[START OF MATERIAL SHOWN]

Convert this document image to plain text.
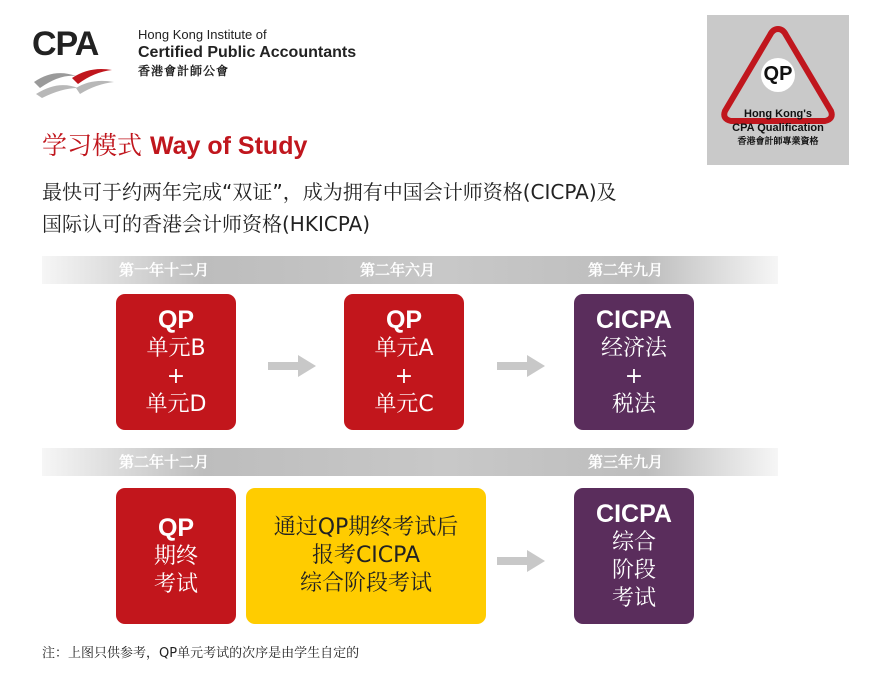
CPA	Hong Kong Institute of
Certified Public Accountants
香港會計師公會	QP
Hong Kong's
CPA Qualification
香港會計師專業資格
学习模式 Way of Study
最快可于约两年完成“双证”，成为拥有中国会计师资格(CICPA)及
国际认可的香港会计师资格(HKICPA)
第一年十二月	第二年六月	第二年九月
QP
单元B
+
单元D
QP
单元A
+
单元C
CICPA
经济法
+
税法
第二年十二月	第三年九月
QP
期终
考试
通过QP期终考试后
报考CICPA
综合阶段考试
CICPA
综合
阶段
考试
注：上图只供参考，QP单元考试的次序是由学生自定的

[END OF MATERIAL SHOWN]
[START OF MATERIAL SHOWN]

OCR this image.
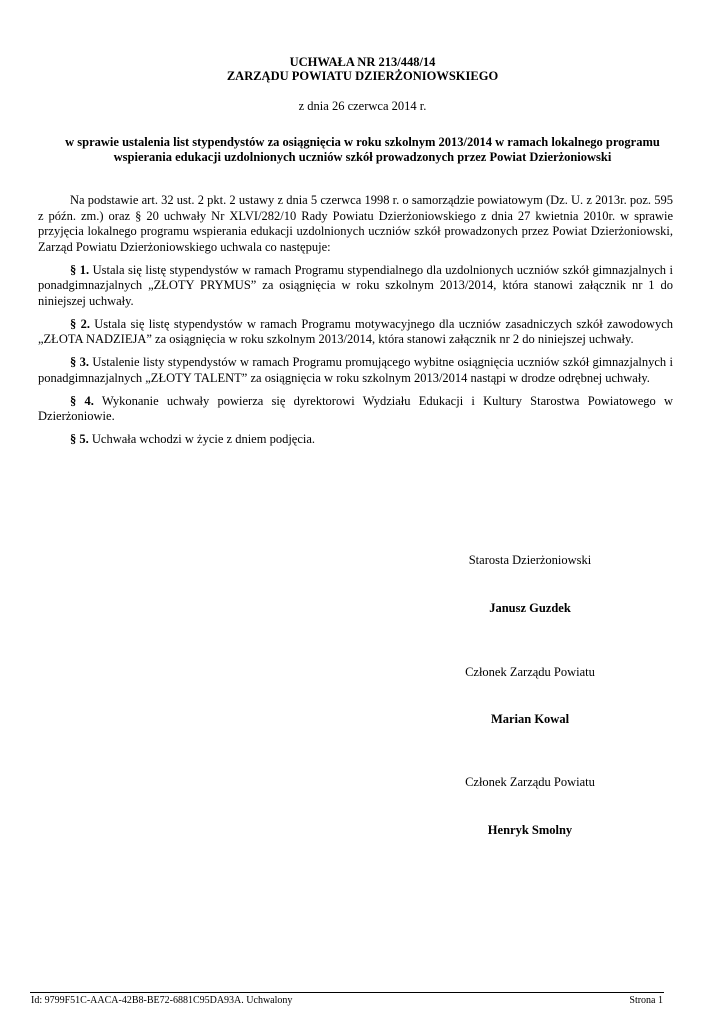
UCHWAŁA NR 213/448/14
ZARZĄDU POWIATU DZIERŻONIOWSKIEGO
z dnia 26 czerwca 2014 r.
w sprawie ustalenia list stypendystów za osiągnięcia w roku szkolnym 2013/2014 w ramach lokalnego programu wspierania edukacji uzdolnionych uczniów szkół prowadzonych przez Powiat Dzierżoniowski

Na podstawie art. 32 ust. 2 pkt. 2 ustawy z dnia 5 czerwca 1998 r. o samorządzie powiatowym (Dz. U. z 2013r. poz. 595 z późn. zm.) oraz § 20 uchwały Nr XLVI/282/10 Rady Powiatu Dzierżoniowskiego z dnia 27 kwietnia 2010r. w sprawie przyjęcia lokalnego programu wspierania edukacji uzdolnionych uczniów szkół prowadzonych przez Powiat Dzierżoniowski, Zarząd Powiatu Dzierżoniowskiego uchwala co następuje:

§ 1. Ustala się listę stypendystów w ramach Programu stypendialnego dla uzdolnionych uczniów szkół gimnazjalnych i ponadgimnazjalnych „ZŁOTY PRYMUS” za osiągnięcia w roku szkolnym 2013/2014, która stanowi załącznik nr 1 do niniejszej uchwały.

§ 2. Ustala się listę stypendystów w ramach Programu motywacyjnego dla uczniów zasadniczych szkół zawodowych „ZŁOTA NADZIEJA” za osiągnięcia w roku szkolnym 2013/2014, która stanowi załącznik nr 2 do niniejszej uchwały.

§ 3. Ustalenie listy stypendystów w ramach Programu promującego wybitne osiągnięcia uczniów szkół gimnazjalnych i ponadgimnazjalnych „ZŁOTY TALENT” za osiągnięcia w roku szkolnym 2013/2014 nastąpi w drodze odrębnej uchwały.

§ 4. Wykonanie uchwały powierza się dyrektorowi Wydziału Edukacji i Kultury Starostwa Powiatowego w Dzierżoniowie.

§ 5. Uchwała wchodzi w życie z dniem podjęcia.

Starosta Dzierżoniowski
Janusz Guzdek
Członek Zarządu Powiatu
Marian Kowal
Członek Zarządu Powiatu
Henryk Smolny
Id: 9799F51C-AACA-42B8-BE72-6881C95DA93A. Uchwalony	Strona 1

[END OF MATERIAL SHOWN]

Where a line of the records above holds the word "gimnazjalnych", copy that line.

§ 1. Ustala się listę stypendystów w ramach Programu stypendialnego dla uzdolnionych uczniów szkół gimnazjalnych i ponadgimnazjalnych „ZŁOTY PRYMUS” za osiągnięcia w roku szkolnym 2013/2014, która stanowi załącznik nr 1 do niniejszej uchwały.
§ 3. Ustalenie listy stypendystów w ramach Programu promującego wybitne osiągnięcia uczniów szkół gimnazjalnych i ponadgimnazjalnych „ZŁOTY TALENT” za osiągnięcia w roku szkolnym 2013/2014 nastąpi w drodze odrębnej uchwały.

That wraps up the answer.